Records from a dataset
........

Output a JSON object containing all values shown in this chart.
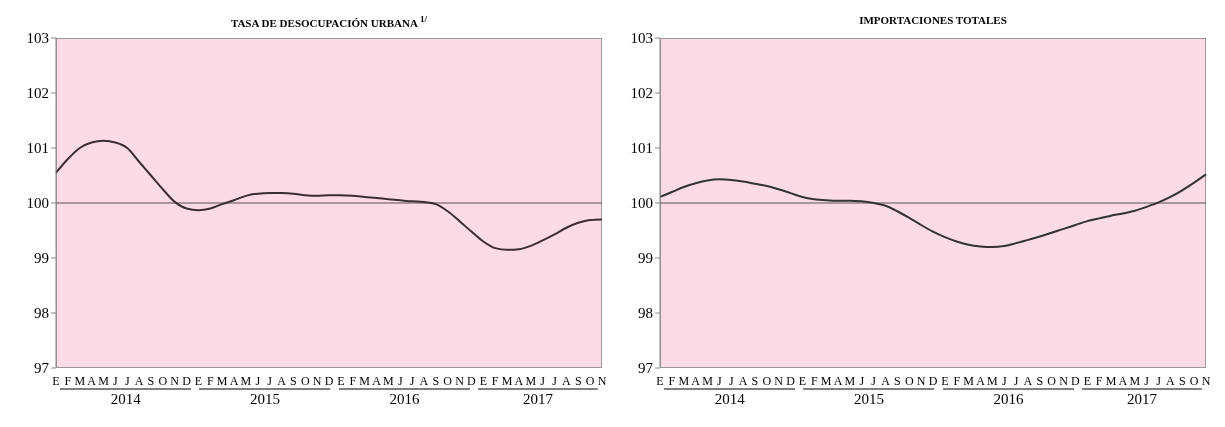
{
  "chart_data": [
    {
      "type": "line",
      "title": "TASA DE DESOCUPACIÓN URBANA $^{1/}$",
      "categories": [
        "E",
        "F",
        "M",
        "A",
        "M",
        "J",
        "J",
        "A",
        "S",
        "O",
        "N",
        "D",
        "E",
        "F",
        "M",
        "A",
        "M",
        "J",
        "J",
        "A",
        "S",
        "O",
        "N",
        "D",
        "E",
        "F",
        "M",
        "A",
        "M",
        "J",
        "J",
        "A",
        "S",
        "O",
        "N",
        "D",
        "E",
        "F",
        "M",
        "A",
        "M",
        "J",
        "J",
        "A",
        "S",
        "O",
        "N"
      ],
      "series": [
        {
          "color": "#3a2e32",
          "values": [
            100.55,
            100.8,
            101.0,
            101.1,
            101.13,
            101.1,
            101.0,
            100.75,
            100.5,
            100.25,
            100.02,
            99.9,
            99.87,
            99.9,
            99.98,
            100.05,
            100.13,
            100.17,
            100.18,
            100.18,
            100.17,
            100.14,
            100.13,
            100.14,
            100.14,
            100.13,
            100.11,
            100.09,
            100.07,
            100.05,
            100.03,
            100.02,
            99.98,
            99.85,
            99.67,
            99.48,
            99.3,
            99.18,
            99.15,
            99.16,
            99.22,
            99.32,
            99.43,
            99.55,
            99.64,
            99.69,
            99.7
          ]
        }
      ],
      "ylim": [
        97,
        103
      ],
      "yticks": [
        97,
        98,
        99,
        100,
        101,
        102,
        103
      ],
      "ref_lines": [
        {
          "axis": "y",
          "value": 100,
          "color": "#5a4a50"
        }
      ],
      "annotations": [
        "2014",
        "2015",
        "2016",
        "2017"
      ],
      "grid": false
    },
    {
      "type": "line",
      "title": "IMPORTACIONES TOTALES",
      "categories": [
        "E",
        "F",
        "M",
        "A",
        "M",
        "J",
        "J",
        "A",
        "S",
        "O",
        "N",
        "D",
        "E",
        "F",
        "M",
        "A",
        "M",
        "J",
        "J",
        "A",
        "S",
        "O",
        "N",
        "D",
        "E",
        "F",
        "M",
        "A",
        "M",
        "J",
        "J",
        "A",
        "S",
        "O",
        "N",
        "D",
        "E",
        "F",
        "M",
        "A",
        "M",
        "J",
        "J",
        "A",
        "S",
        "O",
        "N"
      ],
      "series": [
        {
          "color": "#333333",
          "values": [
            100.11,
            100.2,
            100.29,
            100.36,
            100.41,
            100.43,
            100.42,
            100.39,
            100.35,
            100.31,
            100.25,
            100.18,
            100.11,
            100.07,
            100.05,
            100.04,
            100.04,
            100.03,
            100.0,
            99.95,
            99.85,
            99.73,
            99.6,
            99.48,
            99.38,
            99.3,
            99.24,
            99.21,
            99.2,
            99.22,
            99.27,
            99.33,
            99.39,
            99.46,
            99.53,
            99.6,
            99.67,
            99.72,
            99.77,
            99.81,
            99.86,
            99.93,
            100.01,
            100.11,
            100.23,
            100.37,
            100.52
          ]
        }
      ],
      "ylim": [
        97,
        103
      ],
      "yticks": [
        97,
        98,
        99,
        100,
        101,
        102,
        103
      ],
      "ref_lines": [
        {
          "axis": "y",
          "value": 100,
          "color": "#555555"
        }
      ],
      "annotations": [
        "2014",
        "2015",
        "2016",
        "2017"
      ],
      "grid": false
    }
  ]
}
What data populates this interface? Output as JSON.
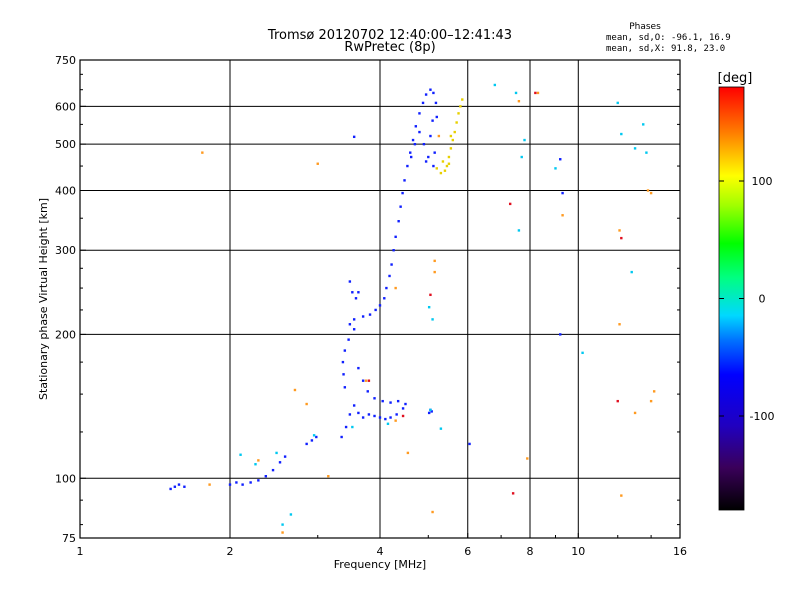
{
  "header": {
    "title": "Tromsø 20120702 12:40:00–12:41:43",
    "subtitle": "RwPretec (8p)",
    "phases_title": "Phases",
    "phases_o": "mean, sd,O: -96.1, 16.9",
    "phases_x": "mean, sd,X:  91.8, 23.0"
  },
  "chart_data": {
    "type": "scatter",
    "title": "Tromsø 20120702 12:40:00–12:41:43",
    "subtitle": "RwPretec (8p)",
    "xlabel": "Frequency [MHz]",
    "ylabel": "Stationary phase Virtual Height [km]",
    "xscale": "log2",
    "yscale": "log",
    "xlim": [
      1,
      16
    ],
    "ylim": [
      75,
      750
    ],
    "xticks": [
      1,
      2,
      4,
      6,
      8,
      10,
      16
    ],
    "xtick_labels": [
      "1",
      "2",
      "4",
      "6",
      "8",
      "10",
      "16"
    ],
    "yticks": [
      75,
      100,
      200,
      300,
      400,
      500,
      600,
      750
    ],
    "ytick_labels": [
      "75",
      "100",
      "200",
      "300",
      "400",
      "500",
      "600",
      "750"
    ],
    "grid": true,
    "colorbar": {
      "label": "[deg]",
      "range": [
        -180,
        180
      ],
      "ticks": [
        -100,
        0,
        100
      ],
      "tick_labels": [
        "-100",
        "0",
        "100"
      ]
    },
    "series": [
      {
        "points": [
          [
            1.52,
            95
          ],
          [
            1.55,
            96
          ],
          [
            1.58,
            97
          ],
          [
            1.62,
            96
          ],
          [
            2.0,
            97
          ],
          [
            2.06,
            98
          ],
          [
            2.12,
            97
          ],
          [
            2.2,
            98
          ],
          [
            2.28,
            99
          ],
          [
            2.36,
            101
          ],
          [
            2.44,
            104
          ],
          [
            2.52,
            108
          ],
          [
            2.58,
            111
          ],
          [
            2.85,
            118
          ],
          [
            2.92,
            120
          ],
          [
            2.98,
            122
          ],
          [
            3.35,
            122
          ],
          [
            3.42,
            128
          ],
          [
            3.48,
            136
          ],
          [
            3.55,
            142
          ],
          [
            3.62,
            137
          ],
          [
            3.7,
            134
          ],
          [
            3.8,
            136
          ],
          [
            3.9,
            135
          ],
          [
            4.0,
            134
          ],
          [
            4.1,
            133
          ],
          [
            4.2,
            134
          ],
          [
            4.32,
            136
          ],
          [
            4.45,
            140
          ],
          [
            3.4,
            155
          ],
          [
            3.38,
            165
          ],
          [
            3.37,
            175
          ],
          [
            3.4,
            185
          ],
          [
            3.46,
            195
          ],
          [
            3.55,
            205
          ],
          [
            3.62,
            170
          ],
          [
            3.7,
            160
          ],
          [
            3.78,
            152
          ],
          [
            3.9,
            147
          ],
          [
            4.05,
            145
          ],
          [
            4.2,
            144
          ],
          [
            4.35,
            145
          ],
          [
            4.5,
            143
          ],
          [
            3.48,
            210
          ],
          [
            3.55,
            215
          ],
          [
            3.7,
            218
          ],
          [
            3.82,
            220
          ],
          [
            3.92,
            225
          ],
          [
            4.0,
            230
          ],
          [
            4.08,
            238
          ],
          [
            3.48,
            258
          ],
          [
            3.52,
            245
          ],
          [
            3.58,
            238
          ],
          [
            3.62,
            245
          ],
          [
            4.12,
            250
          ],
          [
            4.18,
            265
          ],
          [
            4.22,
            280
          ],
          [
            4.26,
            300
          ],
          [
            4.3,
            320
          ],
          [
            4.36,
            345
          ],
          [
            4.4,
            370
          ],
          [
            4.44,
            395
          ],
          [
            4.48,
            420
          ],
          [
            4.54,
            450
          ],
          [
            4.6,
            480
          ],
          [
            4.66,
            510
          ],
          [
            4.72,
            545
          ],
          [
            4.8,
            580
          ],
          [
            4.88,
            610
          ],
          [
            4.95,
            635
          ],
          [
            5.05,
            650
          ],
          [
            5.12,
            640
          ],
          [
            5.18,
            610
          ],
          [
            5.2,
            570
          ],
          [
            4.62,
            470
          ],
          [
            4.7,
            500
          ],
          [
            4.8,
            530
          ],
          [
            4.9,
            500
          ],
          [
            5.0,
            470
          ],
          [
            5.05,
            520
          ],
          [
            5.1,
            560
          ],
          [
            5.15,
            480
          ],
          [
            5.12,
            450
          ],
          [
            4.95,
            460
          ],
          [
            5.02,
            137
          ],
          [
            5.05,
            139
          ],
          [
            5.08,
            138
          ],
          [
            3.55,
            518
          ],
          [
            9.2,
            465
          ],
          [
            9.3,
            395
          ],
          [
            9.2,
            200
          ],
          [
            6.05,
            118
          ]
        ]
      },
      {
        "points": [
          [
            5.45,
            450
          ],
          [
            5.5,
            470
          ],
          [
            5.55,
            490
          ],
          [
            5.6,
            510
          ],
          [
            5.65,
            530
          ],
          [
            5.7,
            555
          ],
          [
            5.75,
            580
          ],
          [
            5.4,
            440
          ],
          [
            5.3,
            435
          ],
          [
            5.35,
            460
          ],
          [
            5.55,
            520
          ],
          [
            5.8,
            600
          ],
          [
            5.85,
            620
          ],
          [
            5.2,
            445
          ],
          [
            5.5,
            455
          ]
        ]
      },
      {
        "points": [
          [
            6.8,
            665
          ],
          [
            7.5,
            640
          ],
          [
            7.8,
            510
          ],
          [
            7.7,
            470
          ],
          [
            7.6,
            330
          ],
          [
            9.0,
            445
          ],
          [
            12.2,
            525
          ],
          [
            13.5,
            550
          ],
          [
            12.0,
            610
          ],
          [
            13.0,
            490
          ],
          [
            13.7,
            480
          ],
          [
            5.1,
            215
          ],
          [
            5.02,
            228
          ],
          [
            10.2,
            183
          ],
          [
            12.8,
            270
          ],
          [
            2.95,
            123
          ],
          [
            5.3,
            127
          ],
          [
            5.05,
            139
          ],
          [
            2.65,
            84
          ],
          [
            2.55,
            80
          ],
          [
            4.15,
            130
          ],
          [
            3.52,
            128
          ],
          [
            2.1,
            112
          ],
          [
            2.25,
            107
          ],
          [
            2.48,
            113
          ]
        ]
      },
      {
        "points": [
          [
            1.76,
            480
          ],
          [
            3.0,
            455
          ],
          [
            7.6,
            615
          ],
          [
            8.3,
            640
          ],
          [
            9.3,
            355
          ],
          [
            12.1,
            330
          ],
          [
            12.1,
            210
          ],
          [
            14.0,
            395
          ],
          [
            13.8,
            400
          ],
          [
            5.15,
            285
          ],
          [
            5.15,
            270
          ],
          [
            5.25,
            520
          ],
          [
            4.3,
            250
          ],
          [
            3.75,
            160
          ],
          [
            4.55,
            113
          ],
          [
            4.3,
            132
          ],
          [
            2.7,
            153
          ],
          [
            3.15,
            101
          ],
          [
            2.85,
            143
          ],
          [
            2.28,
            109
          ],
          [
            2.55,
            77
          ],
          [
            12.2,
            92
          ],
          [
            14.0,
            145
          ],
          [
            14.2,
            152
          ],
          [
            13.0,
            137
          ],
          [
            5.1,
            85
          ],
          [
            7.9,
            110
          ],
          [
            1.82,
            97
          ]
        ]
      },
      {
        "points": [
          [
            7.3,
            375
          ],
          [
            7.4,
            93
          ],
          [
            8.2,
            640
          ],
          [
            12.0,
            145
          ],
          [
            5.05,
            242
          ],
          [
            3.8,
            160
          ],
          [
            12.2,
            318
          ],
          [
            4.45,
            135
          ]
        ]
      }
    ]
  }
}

........

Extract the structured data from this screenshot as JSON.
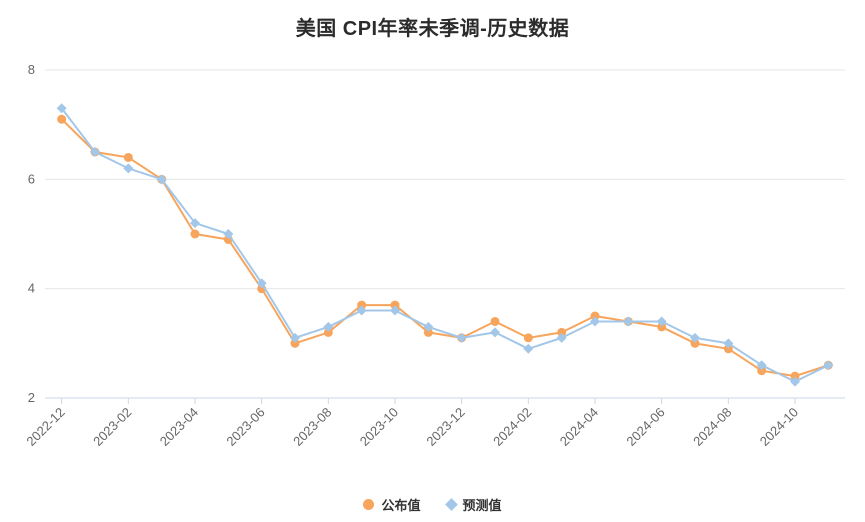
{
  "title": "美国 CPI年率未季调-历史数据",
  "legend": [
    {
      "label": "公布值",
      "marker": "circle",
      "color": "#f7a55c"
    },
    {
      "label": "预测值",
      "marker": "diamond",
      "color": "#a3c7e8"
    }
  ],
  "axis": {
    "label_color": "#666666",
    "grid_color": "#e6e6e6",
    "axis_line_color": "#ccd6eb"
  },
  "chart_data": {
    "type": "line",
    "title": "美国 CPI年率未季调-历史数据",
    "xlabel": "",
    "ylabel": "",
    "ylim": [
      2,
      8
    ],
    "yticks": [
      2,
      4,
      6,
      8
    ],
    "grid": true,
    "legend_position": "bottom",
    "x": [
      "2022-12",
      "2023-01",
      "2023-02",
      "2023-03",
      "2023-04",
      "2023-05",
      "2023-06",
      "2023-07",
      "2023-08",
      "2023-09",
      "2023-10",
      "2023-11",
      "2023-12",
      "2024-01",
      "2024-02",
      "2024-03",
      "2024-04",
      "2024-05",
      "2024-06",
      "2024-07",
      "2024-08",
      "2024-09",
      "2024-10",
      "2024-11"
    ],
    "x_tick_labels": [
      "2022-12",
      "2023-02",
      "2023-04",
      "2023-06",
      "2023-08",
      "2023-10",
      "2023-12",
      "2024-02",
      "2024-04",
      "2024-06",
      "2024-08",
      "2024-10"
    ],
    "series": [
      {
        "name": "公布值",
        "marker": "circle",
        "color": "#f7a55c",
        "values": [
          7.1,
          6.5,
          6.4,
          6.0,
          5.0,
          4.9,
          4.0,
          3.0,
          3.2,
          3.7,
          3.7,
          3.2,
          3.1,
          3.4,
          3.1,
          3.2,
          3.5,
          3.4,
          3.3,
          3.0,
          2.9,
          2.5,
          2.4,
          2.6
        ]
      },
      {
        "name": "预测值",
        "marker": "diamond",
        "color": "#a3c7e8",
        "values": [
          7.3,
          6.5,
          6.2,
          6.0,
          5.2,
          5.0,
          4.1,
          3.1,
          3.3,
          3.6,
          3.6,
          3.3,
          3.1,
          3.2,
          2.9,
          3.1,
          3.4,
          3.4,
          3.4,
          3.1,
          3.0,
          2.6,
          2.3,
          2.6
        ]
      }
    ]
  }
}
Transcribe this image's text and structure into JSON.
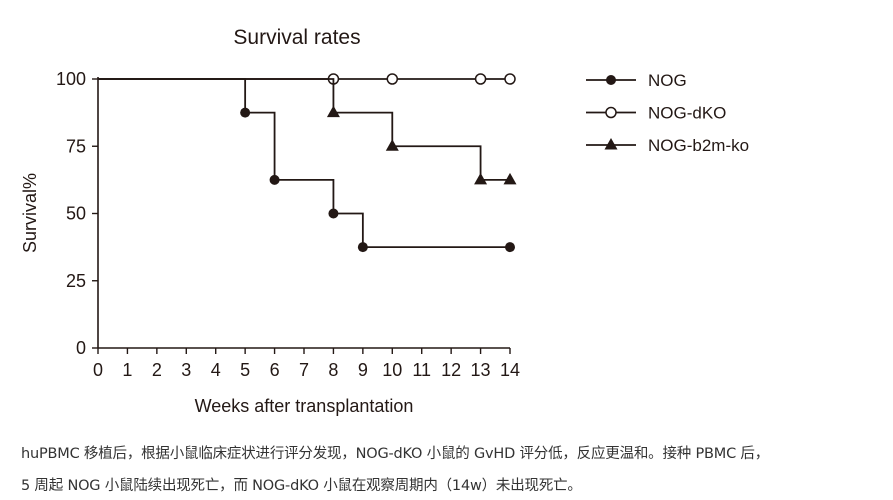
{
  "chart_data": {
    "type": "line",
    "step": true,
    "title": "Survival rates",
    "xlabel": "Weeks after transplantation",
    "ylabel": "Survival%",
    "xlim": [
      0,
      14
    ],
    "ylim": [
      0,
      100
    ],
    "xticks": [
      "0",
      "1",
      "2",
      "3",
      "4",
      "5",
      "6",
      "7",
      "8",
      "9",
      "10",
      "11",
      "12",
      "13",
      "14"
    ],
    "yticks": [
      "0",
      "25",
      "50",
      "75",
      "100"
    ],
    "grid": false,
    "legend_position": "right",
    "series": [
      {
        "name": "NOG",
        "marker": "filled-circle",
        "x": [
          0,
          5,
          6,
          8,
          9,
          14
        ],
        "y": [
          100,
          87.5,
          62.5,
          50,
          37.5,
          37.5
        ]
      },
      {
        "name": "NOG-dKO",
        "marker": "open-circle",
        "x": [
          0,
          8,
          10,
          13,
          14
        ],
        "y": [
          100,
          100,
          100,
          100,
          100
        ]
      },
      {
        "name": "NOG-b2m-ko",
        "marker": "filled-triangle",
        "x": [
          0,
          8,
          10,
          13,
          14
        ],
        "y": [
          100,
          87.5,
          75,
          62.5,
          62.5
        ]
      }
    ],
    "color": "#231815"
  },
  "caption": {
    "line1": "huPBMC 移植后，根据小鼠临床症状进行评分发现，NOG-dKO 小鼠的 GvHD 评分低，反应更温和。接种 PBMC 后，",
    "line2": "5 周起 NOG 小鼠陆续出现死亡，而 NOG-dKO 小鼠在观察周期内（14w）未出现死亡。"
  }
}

........

TO BE DONE:
Check each line above for the word "CPI年率未季调" and copy the ones that have it.

RESULT FOR THIS TASK:
  "title": "美国 CPI年率未季调-历史数据",
    "title": "美国 CPI年率未季调-历史数据",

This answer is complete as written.